• _Stated goal_: State how many lines of the data contain the word "screenshot", and write nothing besides the number.

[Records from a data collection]
## Start
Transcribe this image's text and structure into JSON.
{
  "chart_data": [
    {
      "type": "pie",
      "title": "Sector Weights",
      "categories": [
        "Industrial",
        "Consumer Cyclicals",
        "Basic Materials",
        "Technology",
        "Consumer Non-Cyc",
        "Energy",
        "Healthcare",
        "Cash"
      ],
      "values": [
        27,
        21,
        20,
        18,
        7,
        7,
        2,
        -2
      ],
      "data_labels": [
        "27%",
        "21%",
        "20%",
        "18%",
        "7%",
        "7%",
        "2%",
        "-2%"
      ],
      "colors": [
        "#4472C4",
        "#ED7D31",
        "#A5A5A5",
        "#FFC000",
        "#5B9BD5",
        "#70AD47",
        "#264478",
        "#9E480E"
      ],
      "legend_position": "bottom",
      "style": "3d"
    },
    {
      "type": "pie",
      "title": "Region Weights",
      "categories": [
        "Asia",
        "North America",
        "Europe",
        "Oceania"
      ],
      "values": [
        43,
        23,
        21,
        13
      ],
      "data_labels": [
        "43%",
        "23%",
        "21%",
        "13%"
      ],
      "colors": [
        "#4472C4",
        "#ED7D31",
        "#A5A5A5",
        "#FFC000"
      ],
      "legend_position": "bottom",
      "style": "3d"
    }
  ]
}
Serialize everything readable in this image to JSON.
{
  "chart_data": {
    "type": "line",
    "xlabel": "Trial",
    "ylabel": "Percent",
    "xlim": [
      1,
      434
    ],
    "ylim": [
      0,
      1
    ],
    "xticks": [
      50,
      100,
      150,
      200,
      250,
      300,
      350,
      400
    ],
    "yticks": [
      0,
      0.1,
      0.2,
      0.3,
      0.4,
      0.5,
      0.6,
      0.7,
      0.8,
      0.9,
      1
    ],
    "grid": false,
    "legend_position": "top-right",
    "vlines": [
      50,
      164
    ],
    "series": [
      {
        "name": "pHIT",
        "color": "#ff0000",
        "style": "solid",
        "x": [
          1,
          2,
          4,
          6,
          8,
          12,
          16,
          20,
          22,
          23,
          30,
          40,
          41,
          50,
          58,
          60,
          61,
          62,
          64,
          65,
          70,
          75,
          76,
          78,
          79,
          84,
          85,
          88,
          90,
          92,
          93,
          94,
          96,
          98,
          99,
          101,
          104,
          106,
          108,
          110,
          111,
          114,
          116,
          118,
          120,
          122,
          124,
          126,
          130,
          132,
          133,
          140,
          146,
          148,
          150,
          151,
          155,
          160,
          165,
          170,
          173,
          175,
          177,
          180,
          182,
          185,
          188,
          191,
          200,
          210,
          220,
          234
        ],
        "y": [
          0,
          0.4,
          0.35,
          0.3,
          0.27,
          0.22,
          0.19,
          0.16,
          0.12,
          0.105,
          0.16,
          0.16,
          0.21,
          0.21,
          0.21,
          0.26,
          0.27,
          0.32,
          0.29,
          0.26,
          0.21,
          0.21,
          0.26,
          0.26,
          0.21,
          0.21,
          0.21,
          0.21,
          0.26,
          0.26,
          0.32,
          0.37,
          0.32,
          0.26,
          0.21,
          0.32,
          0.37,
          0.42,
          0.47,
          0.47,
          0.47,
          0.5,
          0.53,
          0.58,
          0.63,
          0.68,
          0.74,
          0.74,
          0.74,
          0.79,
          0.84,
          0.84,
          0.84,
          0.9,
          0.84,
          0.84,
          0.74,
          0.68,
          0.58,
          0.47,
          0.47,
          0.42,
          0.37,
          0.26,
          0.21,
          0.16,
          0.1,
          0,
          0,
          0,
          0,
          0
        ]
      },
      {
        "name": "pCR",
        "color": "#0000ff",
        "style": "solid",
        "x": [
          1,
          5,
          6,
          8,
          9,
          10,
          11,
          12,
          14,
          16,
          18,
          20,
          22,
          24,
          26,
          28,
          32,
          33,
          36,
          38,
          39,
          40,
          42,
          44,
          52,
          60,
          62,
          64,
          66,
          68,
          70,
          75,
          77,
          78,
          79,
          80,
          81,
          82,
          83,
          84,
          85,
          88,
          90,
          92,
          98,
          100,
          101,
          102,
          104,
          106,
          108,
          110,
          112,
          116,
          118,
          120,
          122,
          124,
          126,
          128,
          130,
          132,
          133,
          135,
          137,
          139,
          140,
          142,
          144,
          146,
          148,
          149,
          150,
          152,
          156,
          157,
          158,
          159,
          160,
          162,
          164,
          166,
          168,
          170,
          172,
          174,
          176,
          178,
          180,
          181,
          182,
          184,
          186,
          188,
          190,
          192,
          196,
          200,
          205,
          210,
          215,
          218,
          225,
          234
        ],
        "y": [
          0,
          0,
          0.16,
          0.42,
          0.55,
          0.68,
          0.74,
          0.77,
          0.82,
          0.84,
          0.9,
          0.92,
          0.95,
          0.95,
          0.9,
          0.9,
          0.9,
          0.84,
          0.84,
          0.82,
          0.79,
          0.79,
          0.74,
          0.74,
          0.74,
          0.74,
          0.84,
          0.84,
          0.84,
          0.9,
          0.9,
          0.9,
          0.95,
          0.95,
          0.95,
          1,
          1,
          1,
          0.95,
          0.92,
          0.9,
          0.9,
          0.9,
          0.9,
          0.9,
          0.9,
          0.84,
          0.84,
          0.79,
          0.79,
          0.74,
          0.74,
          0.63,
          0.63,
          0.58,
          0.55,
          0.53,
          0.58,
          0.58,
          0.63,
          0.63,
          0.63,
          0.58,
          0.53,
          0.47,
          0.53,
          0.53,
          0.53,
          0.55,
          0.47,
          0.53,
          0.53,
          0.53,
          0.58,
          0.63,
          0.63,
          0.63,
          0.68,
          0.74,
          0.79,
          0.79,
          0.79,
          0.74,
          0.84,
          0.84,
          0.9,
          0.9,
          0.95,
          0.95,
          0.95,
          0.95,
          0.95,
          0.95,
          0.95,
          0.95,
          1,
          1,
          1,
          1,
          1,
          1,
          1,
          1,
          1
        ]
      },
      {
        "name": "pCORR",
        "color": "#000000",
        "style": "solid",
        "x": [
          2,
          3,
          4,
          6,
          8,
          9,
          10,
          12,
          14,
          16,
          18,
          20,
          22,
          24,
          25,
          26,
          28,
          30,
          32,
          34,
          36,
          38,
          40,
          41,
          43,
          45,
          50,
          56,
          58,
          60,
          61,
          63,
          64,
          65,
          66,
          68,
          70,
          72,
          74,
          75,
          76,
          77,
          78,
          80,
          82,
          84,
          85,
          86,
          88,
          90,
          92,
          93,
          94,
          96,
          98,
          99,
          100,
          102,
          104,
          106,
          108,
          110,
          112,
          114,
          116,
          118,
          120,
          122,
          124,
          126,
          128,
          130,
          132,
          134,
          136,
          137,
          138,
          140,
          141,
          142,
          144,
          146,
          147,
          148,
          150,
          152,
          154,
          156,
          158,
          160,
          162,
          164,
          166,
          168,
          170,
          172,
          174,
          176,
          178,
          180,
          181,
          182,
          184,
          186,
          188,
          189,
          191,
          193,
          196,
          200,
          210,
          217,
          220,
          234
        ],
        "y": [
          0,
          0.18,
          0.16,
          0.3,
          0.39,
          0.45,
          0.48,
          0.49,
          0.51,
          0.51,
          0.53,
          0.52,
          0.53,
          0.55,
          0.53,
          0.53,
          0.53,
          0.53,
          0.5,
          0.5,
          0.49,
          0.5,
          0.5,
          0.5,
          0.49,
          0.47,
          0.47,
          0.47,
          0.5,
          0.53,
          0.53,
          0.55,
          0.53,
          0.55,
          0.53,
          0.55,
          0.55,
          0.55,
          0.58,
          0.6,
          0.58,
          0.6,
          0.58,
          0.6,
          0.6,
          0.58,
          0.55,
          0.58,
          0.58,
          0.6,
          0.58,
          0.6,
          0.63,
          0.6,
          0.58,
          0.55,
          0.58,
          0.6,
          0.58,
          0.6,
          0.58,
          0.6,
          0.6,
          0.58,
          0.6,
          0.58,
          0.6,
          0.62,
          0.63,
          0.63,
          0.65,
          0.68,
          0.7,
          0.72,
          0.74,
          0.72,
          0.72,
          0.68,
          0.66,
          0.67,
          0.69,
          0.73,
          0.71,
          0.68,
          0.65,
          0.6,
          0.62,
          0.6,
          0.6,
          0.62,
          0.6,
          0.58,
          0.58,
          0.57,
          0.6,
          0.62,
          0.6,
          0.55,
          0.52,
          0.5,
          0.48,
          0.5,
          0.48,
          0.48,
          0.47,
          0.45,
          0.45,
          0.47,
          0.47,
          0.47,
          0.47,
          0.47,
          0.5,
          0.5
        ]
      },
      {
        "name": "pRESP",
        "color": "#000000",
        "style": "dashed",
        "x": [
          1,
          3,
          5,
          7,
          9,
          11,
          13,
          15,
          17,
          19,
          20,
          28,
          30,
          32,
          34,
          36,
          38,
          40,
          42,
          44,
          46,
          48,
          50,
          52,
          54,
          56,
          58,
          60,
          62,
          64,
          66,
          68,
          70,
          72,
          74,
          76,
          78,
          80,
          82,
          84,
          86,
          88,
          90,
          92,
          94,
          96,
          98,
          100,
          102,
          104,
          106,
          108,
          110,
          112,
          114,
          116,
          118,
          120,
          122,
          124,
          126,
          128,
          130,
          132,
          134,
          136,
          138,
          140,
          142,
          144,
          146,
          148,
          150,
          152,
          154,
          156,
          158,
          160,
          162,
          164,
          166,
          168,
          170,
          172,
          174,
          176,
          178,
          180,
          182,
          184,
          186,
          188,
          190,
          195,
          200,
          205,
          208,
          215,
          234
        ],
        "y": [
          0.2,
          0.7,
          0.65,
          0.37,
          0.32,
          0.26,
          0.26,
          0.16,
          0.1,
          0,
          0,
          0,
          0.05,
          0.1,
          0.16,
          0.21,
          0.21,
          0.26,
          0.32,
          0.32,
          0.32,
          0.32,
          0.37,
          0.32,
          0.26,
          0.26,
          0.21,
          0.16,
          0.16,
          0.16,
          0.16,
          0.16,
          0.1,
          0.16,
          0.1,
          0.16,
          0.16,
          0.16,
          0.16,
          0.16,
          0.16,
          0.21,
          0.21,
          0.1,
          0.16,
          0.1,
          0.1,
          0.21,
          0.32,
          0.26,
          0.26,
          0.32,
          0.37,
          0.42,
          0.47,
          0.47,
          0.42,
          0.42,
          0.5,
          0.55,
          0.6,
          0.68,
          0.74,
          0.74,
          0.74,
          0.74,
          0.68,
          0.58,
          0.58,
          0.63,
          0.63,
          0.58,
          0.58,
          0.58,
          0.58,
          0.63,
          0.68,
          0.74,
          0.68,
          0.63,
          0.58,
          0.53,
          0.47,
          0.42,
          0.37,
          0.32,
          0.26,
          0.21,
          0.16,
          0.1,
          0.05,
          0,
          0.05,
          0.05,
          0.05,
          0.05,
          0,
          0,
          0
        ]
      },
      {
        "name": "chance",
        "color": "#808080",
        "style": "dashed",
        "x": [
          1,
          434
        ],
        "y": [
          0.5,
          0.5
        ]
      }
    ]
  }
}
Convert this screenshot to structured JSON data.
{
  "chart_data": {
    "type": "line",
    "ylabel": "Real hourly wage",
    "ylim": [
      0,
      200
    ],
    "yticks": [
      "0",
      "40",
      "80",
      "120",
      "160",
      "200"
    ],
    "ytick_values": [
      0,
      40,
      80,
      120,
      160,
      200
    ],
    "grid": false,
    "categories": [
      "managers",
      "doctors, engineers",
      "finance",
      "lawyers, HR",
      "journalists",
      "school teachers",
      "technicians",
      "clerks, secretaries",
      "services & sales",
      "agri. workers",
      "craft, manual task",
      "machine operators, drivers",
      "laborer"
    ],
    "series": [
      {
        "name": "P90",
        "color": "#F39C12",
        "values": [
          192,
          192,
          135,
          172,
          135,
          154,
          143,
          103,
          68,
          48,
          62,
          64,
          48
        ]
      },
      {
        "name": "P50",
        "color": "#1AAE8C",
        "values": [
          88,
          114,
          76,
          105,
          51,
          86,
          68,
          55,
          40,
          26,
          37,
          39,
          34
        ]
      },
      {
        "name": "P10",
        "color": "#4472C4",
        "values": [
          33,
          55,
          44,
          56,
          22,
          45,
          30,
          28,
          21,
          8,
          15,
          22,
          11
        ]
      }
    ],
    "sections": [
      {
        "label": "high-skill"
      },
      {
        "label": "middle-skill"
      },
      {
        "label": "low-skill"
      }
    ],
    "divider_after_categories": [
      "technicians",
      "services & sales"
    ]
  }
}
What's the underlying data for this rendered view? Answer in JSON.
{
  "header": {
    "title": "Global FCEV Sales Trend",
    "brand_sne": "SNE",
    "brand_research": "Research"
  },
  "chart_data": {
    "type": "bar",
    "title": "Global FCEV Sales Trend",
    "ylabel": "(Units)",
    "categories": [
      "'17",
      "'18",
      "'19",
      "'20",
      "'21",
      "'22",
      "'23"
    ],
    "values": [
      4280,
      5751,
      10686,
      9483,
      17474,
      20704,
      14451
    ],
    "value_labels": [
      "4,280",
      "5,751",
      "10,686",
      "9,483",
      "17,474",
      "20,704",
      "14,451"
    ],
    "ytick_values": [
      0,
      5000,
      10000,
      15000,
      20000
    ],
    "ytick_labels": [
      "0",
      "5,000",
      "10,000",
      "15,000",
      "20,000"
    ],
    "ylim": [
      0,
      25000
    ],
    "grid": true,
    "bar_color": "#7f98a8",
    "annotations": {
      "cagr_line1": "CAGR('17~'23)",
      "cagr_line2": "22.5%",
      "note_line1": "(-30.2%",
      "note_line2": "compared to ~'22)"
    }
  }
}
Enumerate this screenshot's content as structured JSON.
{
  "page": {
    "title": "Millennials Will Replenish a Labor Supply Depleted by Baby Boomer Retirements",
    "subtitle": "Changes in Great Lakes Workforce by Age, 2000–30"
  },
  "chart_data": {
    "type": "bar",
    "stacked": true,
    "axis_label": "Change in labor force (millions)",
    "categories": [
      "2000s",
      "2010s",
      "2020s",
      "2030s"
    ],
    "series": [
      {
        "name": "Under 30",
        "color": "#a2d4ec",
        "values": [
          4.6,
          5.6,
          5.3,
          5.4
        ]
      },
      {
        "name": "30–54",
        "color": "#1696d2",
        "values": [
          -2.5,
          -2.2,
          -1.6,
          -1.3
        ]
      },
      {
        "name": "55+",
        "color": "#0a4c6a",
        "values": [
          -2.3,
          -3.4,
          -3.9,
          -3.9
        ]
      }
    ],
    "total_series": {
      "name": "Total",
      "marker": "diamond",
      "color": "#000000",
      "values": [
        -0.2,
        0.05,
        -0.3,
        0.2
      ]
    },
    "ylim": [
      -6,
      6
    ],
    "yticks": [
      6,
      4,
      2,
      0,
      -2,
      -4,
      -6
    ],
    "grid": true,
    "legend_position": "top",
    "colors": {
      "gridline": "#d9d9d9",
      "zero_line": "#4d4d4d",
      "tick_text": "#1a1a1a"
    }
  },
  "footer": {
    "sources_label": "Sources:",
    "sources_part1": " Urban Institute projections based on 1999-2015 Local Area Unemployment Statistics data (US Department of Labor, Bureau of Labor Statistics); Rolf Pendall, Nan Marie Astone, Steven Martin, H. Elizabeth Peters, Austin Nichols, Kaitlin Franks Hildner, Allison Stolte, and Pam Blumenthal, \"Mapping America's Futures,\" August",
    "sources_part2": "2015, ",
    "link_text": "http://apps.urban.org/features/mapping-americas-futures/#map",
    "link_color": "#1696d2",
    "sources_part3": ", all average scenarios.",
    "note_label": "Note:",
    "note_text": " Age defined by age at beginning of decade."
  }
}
## End
• _Exercise solution_: 2